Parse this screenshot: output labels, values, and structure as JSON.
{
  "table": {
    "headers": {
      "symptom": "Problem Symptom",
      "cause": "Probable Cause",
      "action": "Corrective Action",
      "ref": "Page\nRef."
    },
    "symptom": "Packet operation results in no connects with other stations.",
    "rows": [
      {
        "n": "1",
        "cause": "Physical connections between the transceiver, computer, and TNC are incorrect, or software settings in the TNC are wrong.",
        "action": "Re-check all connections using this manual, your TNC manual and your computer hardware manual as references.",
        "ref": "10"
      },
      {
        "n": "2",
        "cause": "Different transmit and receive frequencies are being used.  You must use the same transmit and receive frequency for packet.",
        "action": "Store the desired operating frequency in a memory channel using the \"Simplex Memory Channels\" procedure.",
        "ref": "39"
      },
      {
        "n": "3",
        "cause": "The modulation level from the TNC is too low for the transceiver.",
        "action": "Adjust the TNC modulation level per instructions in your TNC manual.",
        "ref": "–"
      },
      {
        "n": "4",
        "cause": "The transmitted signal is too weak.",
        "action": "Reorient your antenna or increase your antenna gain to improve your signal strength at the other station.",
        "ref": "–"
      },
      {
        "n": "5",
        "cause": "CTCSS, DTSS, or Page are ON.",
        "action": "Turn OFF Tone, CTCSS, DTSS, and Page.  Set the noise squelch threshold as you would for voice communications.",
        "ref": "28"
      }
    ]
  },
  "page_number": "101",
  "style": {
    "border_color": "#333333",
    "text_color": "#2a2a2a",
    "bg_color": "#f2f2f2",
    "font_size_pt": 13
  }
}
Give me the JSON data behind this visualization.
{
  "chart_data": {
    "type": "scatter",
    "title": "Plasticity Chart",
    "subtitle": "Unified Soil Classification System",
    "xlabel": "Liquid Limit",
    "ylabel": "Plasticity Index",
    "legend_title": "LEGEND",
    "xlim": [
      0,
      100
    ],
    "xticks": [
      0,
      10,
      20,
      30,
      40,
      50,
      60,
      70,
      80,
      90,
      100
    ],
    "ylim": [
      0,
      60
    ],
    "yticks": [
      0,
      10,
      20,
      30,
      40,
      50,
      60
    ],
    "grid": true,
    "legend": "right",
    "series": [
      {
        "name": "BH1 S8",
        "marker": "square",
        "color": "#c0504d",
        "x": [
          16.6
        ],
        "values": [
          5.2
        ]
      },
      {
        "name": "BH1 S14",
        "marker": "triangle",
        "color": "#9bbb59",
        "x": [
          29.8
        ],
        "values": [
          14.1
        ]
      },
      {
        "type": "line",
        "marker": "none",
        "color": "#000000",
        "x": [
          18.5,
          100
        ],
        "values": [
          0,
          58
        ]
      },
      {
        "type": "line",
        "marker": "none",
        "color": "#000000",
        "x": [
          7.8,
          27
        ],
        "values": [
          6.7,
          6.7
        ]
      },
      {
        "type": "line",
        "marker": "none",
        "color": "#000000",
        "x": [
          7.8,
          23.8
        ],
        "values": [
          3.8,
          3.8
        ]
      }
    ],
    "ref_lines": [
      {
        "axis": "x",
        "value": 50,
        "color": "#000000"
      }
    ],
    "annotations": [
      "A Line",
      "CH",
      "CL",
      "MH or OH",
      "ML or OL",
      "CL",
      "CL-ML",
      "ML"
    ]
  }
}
........
Exercise directions » Output the complete data exactly as written.

Task answer »
Parse this screenshot: output labels, values, and structure as JSON.
{
  "table": {
    "headers": {
      "symptom": "Problem Symptom",
      "cause": "Probable Cause",
      "action": "Corrective Action",
      "ref": "Page\nRef."
    },
    "symptom": "Packet operation results in no connects with other stations.",
    "rows": [
      {
        "n": "1",
        "cause": "Physical connections between the transceiver, computer, and TNC are incorrect, or software settings in the TNC are wrong.",
        "action": "Re-check all connections using this manual, your TNC manual and your computer hardware manual as references.",
        "ref": "10"
      },
      {
        "n": "2",
        "cause": "Different transmit and receive frequencies are being used.  You must use the same transmit and receive frequency for packet.",
        "action": "Store the desired operating frequency in a memory channel using the \"Simplex Memory Channels\" procedure.",
        "ref": "39"
      },
      {
        "n": "3",
        "cause": "The modulation level from the TNC is too low for the transceiver.",
        "action": "Adjust the TNC modulation level per instructions in your TNC manual.",
        "ref": "–"
      },
      {
        "n": "4",
        "cause": "The transmitted signal is too weak.",
        "action": "Reorient your antenna or increase your antenna gain to improve your signal strength at the other station.",
        "ref": "–"
      },
      {
        "n": "5",
        "cause": "CTCSS, DTSS, or Page are ON.",
        "action": "Turn OFF Tone, CTCSS, DTSS, and Page.  Set the noise squelch threshold as you would for voice communications.",
        "ref": "28"
      }
    ]
  },
  "page_number": "101",
  "style": {
    "border_color": "#333333",
    "text_color": "#2a2a2a",
    "bg_color": "#f2f2f2",
    "font_size_pt": 13
  }
}
Give me the JSON data behind this visualization.
{
  "chart_data": {
    "type": "scatter",
    "title": "Plasticity Chart",
    "subtitle": "Unified Soil Classification System",
    "xlabel": "Liquid Limit",
    "ylabel": "Plasticity Index",
    "legend_title": "LEGEND",
    "xlim": [
      0,
      100
    ],
    "xticks": [
      0,
      10,
      20,
      30,
      40,
      50,
      60,
      70,
      80,
      90,
      100
    ],
    "ylim": [
      0,
      60
    ],
    "yticks": [
      0,
      10,
      20,
      30,
      40,
      50,
      60
    ],
    "grid": true,
    "legend": "right",
    "series": [
      {
        "name": "BH1 S8",
        "marker": "square",
        "color": "#c0504d",
        "x": [
          16.6
        ],
        "values": [
          5.2
        ]
      },
      {
        "name": "BH1 S14",
        "marker": "triangle",
        "color": "#9bbb59",
        "x": [
          29.8
        ],
        "values": [
          14.1
        ]
      },
      {
        "type": "line",
        "marker": "none",
        "color": "#000000",
        "x": [
          18.5,
          100
        ],
        "values": [
          0,
          58
        ]
      },
      {
        "type": "line",
        "marker": "none",
        "color": "#000000",
        "x": [
          7.8,
          27
        ],
        "values": [
          6.7,
          6.7
        ]
      },
      {
        "type": "line",
        "marker": "none",
        "color": "#000000",
        "x": [
          7.8,
          23.8
        ],
        "values": [
          3.8,
          3.8
        ]
      }
    ],
    "ref_lines": [
      {
        "axis": "x",
        "value": 50,
        "color": "#000000"
      }
    ],
    "annotations": [
      "A Line",
      "CH",
      "CL",
      "MH or OH",
      "ML or OL",
      "CL",
      "CL-ML",
      "ML"
    ]
  }
}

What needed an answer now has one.